=== DATA PROVIDED ===

# # # #

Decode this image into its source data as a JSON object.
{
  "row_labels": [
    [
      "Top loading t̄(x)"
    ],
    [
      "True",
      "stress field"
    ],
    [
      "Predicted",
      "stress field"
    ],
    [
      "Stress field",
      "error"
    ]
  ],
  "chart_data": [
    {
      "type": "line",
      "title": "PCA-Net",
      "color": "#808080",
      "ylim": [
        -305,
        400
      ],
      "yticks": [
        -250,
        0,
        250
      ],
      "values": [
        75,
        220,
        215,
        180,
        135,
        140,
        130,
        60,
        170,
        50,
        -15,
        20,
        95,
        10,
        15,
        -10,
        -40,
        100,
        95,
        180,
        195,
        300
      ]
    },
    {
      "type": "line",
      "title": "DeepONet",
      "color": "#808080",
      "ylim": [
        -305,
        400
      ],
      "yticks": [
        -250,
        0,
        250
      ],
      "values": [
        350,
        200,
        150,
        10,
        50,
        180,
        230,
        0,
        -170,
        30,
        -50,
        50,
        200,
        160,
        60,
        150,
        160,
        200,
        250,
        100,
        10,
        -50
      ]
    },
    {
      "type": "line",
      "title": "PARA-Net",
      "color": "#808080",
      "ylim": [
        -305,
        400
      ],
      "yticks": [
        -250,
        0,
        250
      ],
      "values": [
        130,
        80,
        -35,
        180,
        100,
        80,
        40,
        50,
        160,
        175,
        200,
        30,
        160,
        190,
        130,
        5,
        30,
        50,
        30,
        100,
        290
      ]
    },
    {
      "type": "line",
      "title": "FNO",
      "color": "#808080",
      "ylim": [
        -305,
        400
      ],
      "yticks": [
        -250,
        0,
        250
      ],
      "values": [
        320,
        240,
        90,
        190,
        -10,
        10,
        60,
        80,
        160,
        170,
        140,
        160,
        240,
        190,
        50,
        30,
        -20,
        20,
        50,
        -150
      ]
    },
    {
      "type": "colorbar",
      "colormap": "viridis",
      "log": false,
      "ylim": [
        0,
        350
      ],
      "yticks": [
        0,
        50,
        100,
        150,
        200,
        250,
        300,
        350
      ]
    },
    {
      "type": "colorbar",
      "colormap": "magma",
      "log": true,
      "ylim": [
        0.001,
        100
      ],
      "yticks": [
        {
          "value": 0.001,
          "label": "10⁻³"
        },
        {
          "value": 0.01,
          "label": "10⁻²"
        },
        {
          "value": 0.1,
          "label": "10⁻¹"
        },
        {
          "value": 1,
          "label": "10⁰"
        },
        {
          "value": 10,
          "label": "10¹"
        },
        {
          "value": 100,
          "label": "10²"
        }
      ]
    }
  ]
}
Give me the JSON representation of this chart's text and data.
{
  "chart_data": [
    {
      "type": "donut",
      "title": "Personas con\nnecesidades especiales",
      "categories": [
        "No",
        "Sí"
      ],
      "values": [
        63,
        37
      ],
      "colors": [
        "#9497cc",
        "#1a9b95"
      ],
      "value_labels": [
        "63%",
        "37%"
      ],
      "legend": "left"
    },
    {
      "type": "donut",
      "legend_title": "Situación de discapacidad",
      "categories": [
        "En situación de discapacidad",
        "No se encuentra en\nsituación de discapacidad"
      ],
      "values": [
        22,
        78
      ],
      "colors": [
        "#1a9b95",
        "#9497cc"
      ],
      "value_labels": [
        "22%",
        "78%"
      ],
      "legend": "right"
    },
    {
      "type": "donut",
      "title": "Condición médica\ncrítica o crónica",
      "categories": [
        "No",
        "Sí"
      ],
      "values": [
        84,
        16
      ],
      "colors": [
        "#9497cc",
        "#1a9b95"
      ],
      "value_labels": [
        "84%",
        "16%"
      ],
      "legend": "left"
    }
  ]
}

# # # #

=== WHAT THE TASK ASKS ===
What is the number of lines in the data holding the word "discapacidad"? Reply with that number only.

=== CORRECT ANSWER ===
3